Walking with Henry Miller through Parisian Cafes
Anais Nin once wrote, the hours I have spent in cafes are the only ones I call living, apart from writing. She met Henry Miller in 1931, and their relationship would span a lifetime (Val Clark).
Proust is going to my head... This afternoon I was reading him in the Cafe Mirroir... From time to time I looked up and allowed my eyes to rest on the string of cafes cremes that ran from one end of the hall to the other.
(letter of Henry Miller to Anais Nin, February 7, 1932)
For me, things are looking up. I am elated. I wake up now after five or six hours sleep and I am thinking the next line for my book. At the same time I am thinking in terms of color. I want time too to make a few water colors, at least one or two every day... I have begun to whistle and sing mornings. Oranges first, and then porridge at the Coupole.
(letter of Henry Miller to Anais Nin, February 27, 1932 - 2:00 A.M. Saturday)
Miller seemed to make optimal use of cafe stationery, and many of his letters to Anais are from cafes all over Paris.
Henry's letters give me a feeling of plenitude I get rarely. They are extraordinary. I take great joy in answering them.
(Anais in her diary, the same month of February, the same year of 1932)
There was in New York a Henry Miller's Theatre, on the 43-rd Street, close to Times Square. It is not the name of the famous author of the Tropic of Capricorn and Tropic of Cancer. That theatre was built by another Henry Miller, an actor-producer who died in 1926. It used to be a famous Broadway theatre - here the musical La Lucille of George and Ira Gershwin was performed in 1919 - in 1925 Noel Coward stared here his Vortex - Days Without End of Eugene O'Neill was here performed in 1926. In 1934 the theatre hosted Thornton Wilder's Our Town. Helen Hayes, Leslie Howard, Lillian Gish and Douglas Fairbanks performed on Henry Miller's Theatre.
But these were the golden years. The theatre passed to other owners - and in the 60's was there a porno movie venue, then a disco. It came back to its original destination in the 90's - sadly the theatre was demolished in 2004 - only the facade was kept, as it's considered a New York landmark. It happened that I passed in front of that facade just in 2004.
3 Comments:
That's beautiful. Two amazing writers writing to each other.
By Pagan Marbury, at 11:55 PM
Henry Miller spoke so eloquently about the variant shades of gray in Paris in Quiet Days in Clichy. He had a real love affair with that town.
By Washington Cube, at 12:09 AM
I will look for the Quiet Days in Clichy - I was in Clichy for an afternoon, in 1999, at the Villa Emile, a place linked with some stories of my family. There was at Villa Emile an amazing lady, in her late nineties, who told me a lot about my relatives who had been living there, at Villa Emile, in the 1950's. I was by that time a small boy in Bucharest, Romania, and I kept a postcard received from Clichy - Villa Emile.

→ **Extracted material**:
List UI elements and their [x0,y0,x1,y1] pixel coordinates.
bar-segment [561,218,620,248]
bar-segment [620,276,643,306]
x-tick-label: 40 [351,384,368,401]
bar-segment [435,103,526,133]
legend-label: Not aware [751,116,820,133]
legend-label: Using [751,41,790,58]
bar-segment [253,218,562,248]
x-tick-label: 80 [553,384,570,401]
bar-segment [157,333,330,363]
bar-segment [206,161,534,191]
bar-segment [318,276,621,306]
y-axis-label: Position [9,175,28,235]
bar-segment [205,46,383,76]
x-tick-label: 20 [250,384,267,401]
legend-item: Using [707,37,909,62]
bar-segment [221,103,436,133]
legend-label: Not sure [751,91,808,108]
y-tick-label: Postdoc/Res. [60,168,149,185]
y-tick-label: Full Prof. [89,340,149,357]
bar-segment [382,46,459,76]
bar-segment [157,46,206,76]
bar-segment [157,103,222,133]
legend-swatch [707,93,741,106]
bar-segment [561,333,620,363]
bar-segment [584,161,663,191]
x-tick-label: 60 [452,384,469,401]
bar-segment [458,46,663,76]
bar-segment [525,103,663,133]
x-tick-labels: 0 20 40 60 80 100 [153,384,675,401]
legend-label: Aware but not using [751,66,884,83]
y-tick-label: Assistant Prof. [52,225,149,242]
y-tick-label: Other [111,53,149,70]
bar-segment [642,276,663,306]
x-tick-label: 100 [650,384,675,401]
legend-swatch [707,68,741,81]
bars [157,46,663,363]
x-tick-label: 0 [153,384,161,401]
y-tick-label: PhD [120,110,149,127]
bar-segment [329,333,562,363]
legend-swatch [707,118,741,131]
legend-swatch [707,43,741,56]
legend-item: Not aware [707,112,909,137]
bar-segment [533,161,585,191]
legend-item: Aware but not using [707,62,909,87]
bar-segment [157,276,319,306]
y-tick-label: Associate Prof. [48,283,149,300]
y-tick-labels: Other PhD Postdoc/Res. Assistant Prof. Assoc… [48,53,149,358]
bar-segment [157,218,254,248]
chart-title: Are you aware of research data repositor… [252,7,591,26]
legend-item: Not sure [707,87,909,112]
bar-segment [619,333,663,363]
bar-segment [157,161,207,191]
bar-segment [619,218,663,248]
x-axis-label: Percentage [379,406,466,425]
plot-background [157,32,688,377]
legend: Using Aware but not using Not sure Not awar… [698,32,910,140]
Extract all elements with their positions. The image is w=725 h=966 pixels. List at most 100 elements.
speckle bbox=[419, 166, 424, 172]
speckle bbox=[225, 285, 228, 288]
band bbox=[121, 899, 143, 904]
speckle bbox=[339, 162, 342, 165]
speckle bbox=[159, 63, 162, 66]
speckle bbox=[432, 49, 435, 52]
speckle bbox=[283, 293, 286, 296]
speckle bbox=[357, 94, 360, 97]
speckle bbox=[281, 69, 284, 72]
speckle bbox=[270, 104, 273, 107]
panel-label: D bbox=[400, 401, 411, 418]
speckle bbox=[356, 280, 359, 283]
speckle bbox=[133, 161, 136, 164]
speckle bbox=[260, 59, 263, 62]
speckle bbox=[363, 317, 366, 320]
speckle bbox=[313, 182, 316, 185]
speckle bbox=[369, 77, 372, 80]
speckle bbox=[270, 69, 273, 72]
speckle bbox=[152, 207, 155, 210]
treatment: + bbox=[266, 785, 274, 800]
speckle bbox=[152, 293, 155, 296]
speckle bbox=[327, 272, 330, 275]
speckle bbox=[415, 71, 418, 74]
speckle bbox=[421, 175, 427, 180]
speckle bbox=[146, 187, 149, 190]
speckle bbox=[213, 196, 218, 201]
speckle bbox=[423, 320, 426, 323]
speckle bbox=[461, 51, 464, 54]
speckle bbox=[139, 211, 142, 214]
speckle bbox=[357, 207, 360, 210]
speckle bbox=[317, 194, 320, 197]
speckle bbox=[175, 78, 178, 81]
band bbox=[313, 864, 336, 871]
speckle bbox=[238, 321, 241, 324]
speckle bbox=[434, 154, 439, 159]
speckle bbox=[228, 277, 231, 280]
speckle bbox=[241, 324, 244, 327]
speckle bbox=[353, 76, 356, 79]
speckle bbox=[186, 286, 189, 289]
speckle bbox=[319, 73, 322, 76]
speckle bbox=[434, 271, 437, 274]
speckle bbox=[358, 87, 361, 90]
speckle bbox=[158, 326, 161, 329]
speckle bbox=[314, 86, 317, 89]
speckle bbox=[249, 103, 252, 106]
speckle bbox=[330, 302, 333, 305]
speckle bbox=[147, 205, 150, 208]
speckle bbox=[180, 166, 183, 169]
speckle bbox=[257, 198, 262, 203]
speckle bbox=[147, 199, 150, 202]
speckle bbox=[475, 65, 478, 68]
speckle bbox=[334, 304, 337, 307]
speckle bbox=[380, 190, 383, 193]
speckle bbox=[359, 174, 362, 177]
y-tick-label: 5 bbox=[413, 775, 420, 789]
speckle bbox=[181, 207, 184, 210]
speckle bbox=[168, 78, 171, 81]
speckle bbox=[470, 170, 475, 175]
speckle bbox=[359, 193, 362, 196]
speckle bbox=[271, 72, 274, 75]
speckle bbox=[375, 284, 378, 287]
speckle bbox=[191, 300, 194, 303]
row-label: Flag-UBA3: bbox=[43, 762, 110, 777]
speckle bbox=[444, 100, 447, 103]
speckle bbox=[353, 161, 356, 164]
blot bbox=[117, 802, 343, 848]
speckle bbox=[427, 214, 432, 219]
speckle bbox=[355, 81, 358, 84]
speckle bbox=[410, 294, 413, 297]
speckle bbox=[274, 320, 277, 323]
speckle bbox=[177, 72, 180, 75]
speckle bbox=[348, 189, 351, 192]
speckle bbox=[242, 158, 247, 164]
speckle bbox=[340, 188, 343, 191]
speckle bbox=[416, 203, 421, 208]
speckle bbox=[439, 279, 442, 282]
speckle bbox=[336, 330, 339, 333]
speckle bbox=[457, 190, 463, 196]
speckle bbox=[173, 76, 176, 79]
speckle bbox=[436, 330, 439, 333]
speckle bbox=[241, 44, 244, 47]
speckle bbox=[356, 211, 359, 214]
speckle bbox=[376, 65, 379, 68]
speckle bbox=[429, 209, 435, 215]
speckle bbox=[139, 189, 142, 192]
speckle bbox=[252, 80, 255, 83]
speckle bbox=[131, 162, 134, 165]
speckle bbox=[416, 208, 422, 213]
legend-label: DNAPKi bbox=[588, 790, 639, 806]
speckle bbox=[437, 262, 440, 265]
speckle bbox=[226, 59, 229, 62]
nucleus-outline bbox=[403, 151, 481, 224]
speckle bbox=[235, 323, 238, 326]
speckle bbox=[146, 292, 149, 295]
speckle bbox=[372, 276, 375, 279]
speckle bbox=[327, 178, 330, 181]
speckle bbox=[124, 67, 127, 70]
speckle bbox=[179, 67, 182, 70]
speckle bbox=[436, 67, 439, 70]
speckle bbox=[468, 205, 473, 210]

→ **Study questions**:
(a) In the text on Henry Miller and Parisian cafes, in what year did Anais Nin meet Henry Miller?
(b) Translate this sentence from the text on Henry Miller and Parisian cafes into French: "Henry's letters give me a feeling of plenitude I get rarely."
(c) Reproduce the part of the text on Henry Miller and Parisian cafes starting with "For me, things" and going on through "2:00 A.M. Saturday)".

→ **Results of the exercise**:
(a) 1931

(b) Les lettres d'Henry me donnent un sentiment de plénitude que j'éprouve rarement.

(c)
For me, things are looking up. I am elated. I wake up now after five or six hours sleep and I am thinking the next line for my book. At the same time I am thinking in terms of color. I want time too to make a few water colors, at least one or two every day... I have begun to whistle and sing mornings. Oranges first, and then porridge at the Coupole.
(letter of Henry Miller to Anais Nin, February 27, 1932 - 2:00 A.M. Saturday)